Problem to work on
Make an exact copy of the entries, and keep any pictures out of it.

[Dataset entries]
********
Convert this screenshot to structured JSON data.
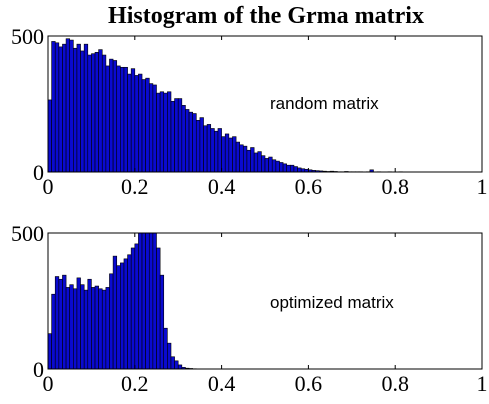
{
  "title": "Histogram of the Grma matrix",
  "bar_color": "#0a0ad0",
  "bar_edge_color": "#000000",
  "chart_data": [
    {
      "type": "bar",
      "title": "Histogram of the Grma matrix",
      "xlabel": "",
      "ylabel": "",
      "xlim": [
        0,
        1
      ],
      "ylim": [
        0,
        500
      ],
      "xticks": [
        "0",
        "0.2",
        "0.4",
        "0.6",
        "0.8",
        "1"
      ],
      "xtick_values": [
        0,
        0.2,
        0.4,
        0.6,
        0.8,
        1
      ],
      "yticks": [
        "0",
        "500"
      ],
      "ytick_values": [
        0,
        500
      ],
      "bin_width": 0.00833,
      "annotation": "random matrix",
      "grid": false,
      "bins": [
        [
          0.0042,
          265
        ],
        [
          0.0125,
          480
        ],
        [
          0.0208,
          475
        ],
        [
          0.0292,
          460
        ],
        [
          0.0375,
          470
        ],
        [
          0.0458,
          490
        ],
        [
          0.0542,
          485
        ],
        [
          0.0625,
          455
        ],
        [
          0.0708,
          470
        ],
        [
          0.0792,
          445
        ],
        [
          0.0875,
          470
        ],
        [
          0.0958,
          430
        ],
        [
          0.1042,
          435
        ],
        [
          0.1125,
          440
        ],
        [
          0.1208,
          450
        ],
        [
          0.1292,
          430
        ],
        [
          0.1375,
          390
        ],
        [
          0.1458,
          415
        ],
        [
          0.1542,
          410
        ],
        [
          0.1625,
          390
        ],
        [
          0.1708,
          385
        ],
        [
          0.1792,
          385
        ],
        [
          0.1875,
          360
        ],
        [
          0.1958,
          380
        ],
        [
          0.2042,
          355
        ],
        [
          0.2125,
          360
        ],
        [
          0.2208,
          340
        ],
        [
          0.2292,
          345
        ],
        [
          0.2375,
          325
        ],
        [
          0.2458,
          320
        ],
        [
          0.2542,
          290
        ],
        [
          0.2625,
          295
        ],
        [
          0.2708,
          290
        ],
        [
          0.2792,
          295
        ],
        [
          0.2875,
          260
        ],
        [
          0.2958,
          270
        ],
        [
          0.3042,
          270
        ],
        [
          0.3125,
          245
        ],
        [
          0.3208,
          230
        ],
        [
          0.3292,
          220
        ],
        [
          0.3375,
          215
        ],
        [
          0.3458,
          190
        ],
        [
          0.3542,
          200
        ],
        [
          0.3625,
          170
        ],
        [
          0.3708,
          175
        ],
        [
          0.3792,
          160
        ],
        [
          0.3875,
          150
        ],
        [
          0.3958,
          160
        ],
        [
          0.4042,
          130
        ],
        [
          0.4125,
          140
        ],
        [
          0.4208,
          125
        ],
        [
          0.4292,
          130
        ],
        [
          0.4375,
          110
        ],
        [
          0.4458,
          100
        ],
        [
          0.4542,
          95
        ],
        [
          0.4625,
          80
        ],
        [
          0.4708,
          90
        ],
        [
          0.4792,
          70
        ],
        [
          0.4875,
          75
        ],
        [
          0.4958,
          60
        ],
        [
          0.5042,
          50
        ],
        [
          0.5125,
          55
        ],
        [
          0.5208,
          45
        ],
        [
          0.5292,
          40
        ],
        [
          0.5375,
          35
        ],
        [
          0.5458,
          30
        ],
        [
          0.5542,
          25
        ],
        [
          0.5625,
          25
        ],
        [
          0.5708,
          20
        ],
        [
          0.5792,
          15
        ],
        [
          0.5875,
          12
        ],
        [
          0.5958,
          10
        ],
        [
          0.6042,
          8
        ],
        [
          0.6125,
          6
        ],
        [
          0.6208,
          5
        ],
        [
          0.6292,
          4
        ],
        [
          0.6375,
          3
        ],
        [
          0.6458,
          2
        ],
        [
          0.6542,
          3
        ],
        [
          0.6625,
          2
        ],
        [
          0.6708,
          1
        ],
        [
          0.6792,
          1
        ],
        [
          0.6875,
          2
        ],
        [
          0.6958,
          1
        ],
        [
          0.7042,
          1
        ],
        [
          0.7125,
          1
        ],
        [
          0.7208,
          1
        ],
        [
          0.7375,
          1
        ],
        [
          0.7458,
          8
        ],
        [
          0.7625,
          1
        ],
        [
          0.7875,
          1
        ],
        [
          0.8125,
          1
        ]
      ]
    },
    {
      "type": "bar",
      "title": "",
      "xlabel": "",
      "ylabel": "",
      "xlim": [
        0,
        1
      ],
      "ylim": [
        0,
        500
      ],
      "xticks": [
        "0",
        "0.2",
        "0.4",
        "0.6",
        "0.8",
        "1"
      ],
      "xtick_values": [
        0,
        0.2,
        0.4,
        0.6,
        0.8,
        1
      ],
      "yticks": [
        "0",
        "500"
      ],
      "ytick_values": [
        0,
        500
      ],
      "bin_width": 0.00833,
      "annotation": "optimized matrix",
      "grid": false,
      "bins": [
        [
          0.0042,
          130
        ],
        [
          0.0125,
          275
        ],
        [
          0.0208,
          340
        ],
        [
          0.0292,
          330
        ],
        [
          0.0375,
          345
        ],
        [
          0.0458,
          300
        ],
        [
          0.0542,
          310
        ],
        [
          0.0625,
          295
        ],
        [
          0.0708,
          335
        ],
        [
          0.0792,
          310
        ],
        [
          0.0875,
          290
        ],
        [
          0.0958,
          330
        ],
        [
          0.1042,
          300
        ],
        [
          0.1125,
          305
        ],
        [
          0.1208,
          295
        ],
        [
          0.1292,
          290
        ],
        [
          0.1375,
          300
        ],
        [
          0.1458,
          350
        ],
        [
          0.1542,
          415
        ],
        [
          0.1625,
          380
        ],
        [
          0.1708,
          390
        ],
        [
          0.1792,
          405
        ],
        [
          0.1875,
          420
        ],
        [
          0.1958,
          445
        ],
        [
          0.2042,
          460
        ],
        [
          0.2125,
          500
        ],
        [
          0.2208,
          500
        ],
        [
          0.2292,
          500
        ],
        [
          0.2375,
          500
        ],
        [
          0.2458,
          500
        ],
        [
          0.2542,
          445
        ],
        [
          0.2625,
          345
        ],
        [
          0.2708,
          150
        ],
        [
          0.2792,
          95
        ],
        [
          0.2875,
          45
        ],
        [
          0.2958,
          30
        ],
        [
          0.3042,
          15
        ],
        [
          0.3125,
          6
        ],
        [
          0.3208,
          3
        ],
        [
          0.3292,
          2
        ],
        [
          0.3375,
          1
        ]
      ]
    }
  ]
}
********
Output for this task
Convert this screenshot to structured JSON data.
{
  "title": "Histogram of the Grma matrix",
  "bar_color": "#0a0ad0",
  "bar_edge_color": "#000000",
  "chart_data": [
    {
      "type": "bar",
      "title": "Histogram of the Grma matrix",
      "xlabel": "",
      "ylabel": "",
      "xlim": [
        0,
        1
      ],
      "ylim": [
        0,
        500
      ],
      "xticks": [
        "0",
        "0.2",
        "0.4",
        "0.6",
        "0.8",
        "1"
      ],
      "xtick_values": [
        0,
        0.2,
        0.4,
        0.6,
        0.8,
        1
      ],
      "yticks": [
        "0",
        "500"
      ],
      "ytick_values": [
        0,
        500
      ],
      "bin_width": 0.00833,
      "annotation": "random matrix",
      "grid": false,
      "bins": [
        [
          0.0042,
          265
        ],
        [
          0.0125,
          480
        ],
        [
          0.0208,
          475
        ],
        [
          0.0292,
          460
        ],
        [
          0.0375,
          470
        ],
        [
          0.0458,
          490
        ],
        [
          0.0542,
          485
        ],
        [
          0.0625,
          455
        ],
        [
          0.0708,
          470
        ],
        [
          0.0792,
          445
        ],
        [
          0.0875,
          470
        ],
        [
          0.0958,
          430
        ],
        [
          0.1042,
          435
        ],
        [
          0.1125,
          440
        ],
        [
          0.1208,
          450
        ],
        [
          0.1292,
          430
        ],
        [
          0.1375,
          390
        ],
        [
          0.1458,
          415
        ],
        [
          0.1542,
          410
        ],
        [
          0.1625,
          390
        ],
        [
          0.1708,
          385
        ],
        [
          0.1792,
          385
        ],
        [
          0.1875,
          360
        ],
        [
          0.1958,
          380
        ],
        [
          0.2042,
          355
        ],
        [
          0.2125,
          360
        ],
        [
          0.2208,
          340
        ],
        [
          0.2292,
          345
        ],
        [
          0.2375,
          325
        ],
        [
          0.2458,
          320
        ],
        [
          0.2542,
          290
        ],
        [
          0.2625,
          295
        ],
        [
          0.2708,
          290
        ],
        [
          0.2792,
          295
        ],
        [
          0.2875,
          260
        ],
        [
          0.2958,
          270
        ],
        [
          0.3042,
          270
        ],
        [
          0.3125,
          245
        ],
        [
          0.3208,
          230
        ],
        [
          0.3292,
          220
        ],
        [
          0.3375,
          215
        ],
        [
          0.3458,
          190
        ],
        [
          0.3542,
          200
        ],
        [
          0.3625,
          170
        ],
        [
          0.3708,
          175
        ],
        [
          0.3792,
          160
        ],
        [
          0.3875,
          150
        ],
        [
          0.3958,
          160
        ],
        [
          0.4042,
          130
        ],
        [
          0.4125,
          140
        ],
        [
          0.4208,
          125
        ],
        [
          0.4292,
          130
        ],
        [
          0.4375,
          110
        ],
        [
          0.4458,
          100
        ],
        [
          0.4542,
          95
        ],
        [
          0.4625,
          80
        ],
        [
          0.4708,
          90
        ],
        [
          0.4792,
          70
        ],
        [
          0.4875,
          75
        ],
        [
          0.4958,
          60
        ],
        [
          0.5042,
          50
        ],
        [
          0.5125,
          55
        ],
        [
          0.5208,
          45
        ],
        [
          0.5292,
          40
        ],
        [
          0.5375,
          35
        ],
        [
          0.5458,
          30
        ],
        [
          0.5542,
          25
        ],
        [
          0.5625,
          25
        ],
        [
          0.5708,
          20
        ],
        [
          0.5792,
          15
        ],
        [
          0.5875,
          12
        ],
        [
          0.5958,
          10
        ],
        [
          0.6042,
          8
        ],
        [
          0.6125,
          6
        ],
        [
          0.6208,
          5
        ],
        [
          0.6292,
          4
        ],
        [
          0.6375,
          3
        ],
        [
          0.6458,
          2
        ],
        [
          0.6542,
          3
        ],
        [
          0.6625,
          2
        ],
        [
          0.6708,
          1
        ],
        [
          0.6792,
          1
        ],
        [
          0.6875,
          2
        ],
        [
          0.6958,
          1
        ],
        [
          0.7042,
          1
        ],
        [
          0.7125,
          1
        ],
        [
          0.7208,
          1
        ],
        [
          0.7375,
          1
        ],
        [
          0.7458,
          8
        ],
        [
          0.7625,
          1
        ],
        [
          0.7875,
          1
        ],
        [
          0.8125,
          1
        ]
      ]
    },
    {
      "type": "bar",
      "title": "",
      "xlabel": "",
      "ylabel": "",
      "xlim": [
        0,
        1
      ],
      "ylim": [
        0,
        500
      ],
      "xticks": [
        "0",
        "0.2",
        "0.4",
        "0.6",
        "0.8",
        "1"
      ],
      "xtick_values": [
        0,
        0.2,
        0.4,
        0.6,
        0.8,
        1
      ],
      "yticks": [
        "0",
        "500"
      ],
      "ytick_values": [
        0,
        500
      ],
      "bin_width": 0.00833,
      "annotation": "optimized matrix",
      "grid": false,
      "bins": [
        [
          0.0042,
          130
        ],
        [
          0.0125,
          275
        ],
        [
          0.0208,
          340
        ],
        [
          0.0292,
          330
        ],
        [
          0.0375,
          345
        ],
        [
          0.0458,
          300
        ],
        [
          0.0542,
          310
        ],
        [
          0.0625,
          295
        ],
        [
          0.0708,
          335
        ],
        [
          0.0792,
          310
        ],
        [
          0.0875,
          290
        ],
        [
          0.0958,
          330
        ],
        [
          0.1042,
          300
        ],
        [
          0.1125,
          305
        ],
        [
          0.1208,
          295
        ],
        [
          0.1292,
          290
        ],
        [
          0.1375,
          300
        ],
        [
          0.1458,
          350
        ],
        [
          0.1542,
          415
        ],
        [
          0.1625,
          380
        ],
        [
          0.1708,
          390
        ],
        [
          0.1792,
          405
        ],
        [
          0.1875,
          420
        ],
        [
          0.1958,
          445
        ],
        [
          0.2042,
          460
        ],
        [
          0.2125,
          500
        ],
        [
          0.2208,
          500
        ],
        [
          0.2292,
          500
        ],
        [
          0.2375,
          500
        ],
        [
          0.2458,
          500
        ],
        [
          0.2542,
          445
        ],
        [
          0.2625,
          345
        ],
        [
          0.2708,
          150
        ],
        [
          0.2792,
          95
        ],
        [
          0.2875,
          45
        ],
        [
          0.2958,
          30
        ],
        [
          0.3042,
          15
        ],
        [
          0.3125,
          6
        ],
        [
          0.3208,
          3
        ],
        [
          0.3292,
          2
        ],
        [
          0.3375,
          1
        ]
      ]
    }
  ]
}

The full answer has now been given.